#### Required work
Read the listing and extract each line that includes the word "color".

[Records from a collection of figures]

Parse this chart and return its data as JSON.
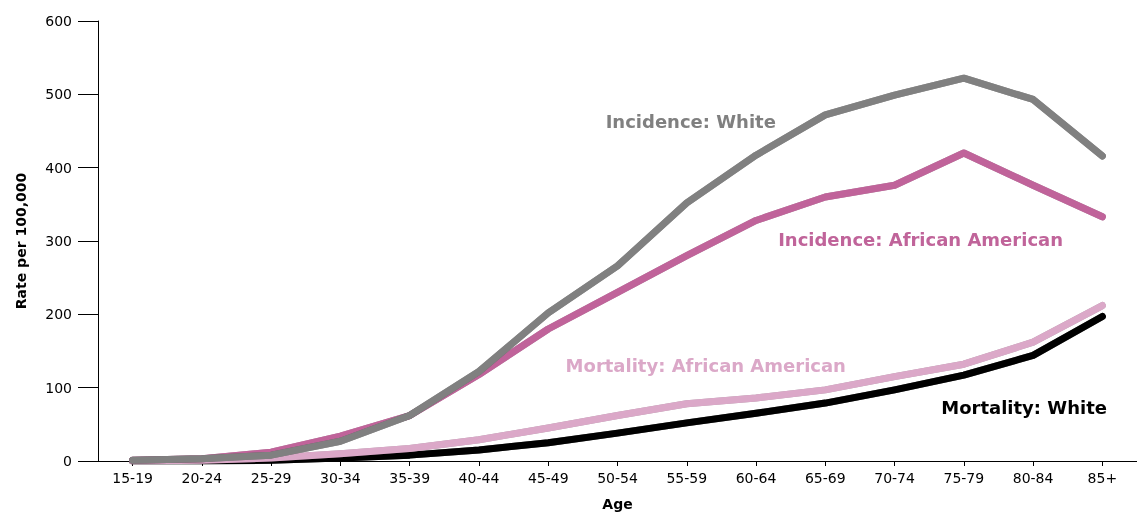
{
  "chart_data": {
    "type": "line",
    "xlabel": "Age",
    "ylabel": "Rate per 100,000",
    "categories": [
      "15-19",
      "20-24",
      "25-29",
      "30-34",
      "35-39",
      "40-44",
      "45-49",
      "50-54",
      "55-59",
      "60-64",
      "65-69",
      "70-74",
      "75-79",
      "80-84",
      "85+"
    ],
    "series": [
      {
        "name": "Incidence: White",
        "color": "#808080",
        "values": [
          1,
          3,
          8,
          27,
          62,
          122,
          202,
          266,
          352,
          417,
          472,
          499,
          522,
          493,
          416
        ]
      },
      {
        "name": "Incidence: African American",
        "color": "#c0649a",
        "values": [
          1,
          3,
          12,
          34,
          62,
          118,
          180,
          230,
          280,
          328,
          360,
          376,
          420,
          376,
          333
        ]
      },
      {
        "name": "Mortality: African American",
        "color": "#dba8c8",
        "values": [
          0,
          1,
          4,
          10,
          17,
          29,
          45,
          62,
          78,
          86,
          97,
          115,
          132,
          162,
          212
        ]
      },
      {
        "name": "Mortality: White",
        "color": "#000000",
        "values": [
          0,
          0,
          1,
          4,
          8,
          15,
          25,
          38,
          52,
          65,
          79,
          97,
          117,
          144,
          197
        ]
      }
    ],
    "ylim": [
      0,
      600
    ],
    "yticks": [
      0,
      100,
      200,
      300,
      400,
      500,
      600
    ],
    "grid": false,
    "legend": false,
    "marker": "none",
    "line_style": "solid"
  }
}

#### Response for this exercise
        "color": "#808080",
        "color": "#c0649a",
        "color": "#dba8c8",
        "color": "#000000",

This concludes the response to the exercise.